• [The problem]:
Write out the listing below from the line containing "What text is on this page?" to its last line, unaltered, ends included.

• [Stored data]:
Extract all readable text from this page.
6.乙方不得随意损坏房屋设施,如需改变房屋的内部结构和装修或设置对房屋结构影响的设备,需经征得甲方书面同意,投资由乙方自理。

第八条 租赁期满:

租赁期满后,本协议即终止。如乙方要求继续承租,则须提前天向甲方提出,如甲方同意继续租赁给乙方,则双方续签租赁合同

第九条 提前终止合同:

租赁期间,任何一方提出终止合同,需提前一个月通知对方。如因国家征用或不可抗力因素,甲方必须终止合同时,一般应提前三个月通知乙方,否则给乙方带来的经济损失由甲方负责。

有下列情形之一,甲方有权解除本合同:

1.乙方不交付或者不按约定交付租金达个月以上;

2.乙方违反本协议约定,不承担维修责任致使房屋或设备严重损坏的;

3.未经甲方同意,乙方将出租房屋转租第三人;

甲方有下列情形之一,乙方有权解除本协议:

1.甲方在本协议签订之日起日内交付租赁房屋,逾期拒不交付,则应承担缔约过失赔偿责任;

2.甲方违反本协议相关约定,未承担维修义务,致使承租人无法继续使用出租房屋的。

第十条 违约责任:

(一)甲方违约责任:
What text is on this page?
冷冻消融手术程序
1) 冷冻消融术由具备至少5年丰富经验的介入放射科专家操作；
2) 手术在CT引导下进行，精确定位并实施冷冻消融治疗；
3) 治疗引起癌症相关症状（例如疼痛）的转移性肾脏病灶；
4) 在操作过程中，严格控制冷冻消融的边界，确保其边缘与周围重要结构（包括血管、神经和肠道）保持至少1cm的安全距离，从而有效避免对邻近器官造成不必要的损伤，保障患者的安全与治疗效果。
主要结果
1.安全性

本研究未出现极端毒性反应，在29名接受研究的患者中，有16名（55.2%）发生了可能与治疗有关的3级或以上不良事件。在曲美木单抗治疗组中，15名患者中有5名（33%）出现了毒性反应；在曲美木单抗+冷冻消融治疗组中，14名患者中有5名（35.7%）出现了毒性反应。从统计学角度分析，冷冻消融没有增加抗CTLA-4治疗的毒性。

• [Output for this task]:
What text is on this page?
冷冻消融手术程序
1) 冷冻消融术由具备至少5年丰富经验的介入放射科专家操作；
2) 手术在CT引导下进行，精确定位并实施冷冻消融治疗；
3) 治疗引起癌症相关症状（例如疼痛）的转移性肾脏病灶；
4) 在操作过程中，严格控制冷冻消融的边界，确保其边缘与周围重要结构（包括血管、神经和肠道）保持至少1cm的安全距离，从而有效避免对邻近器官造成不必要的损伤，保障患者的安全与治疗效果。
主要结果
1.安全性

本研究未出现极端毒性反应，在29名接受研究的患者中，有16名（55.2%）发生了可能与治疗有关的3级或以上不良事件。在曲美木单抗治疗组中，15名患者中有5名（33%）出现了毒性反应；在曲美木单抗+冷冻消融治疗组中，14名患者中有5名（35.7%）出现了毒性反应。从统计学角度分析，冷冻消融没有增加抗CTLA-4治疗的毒性。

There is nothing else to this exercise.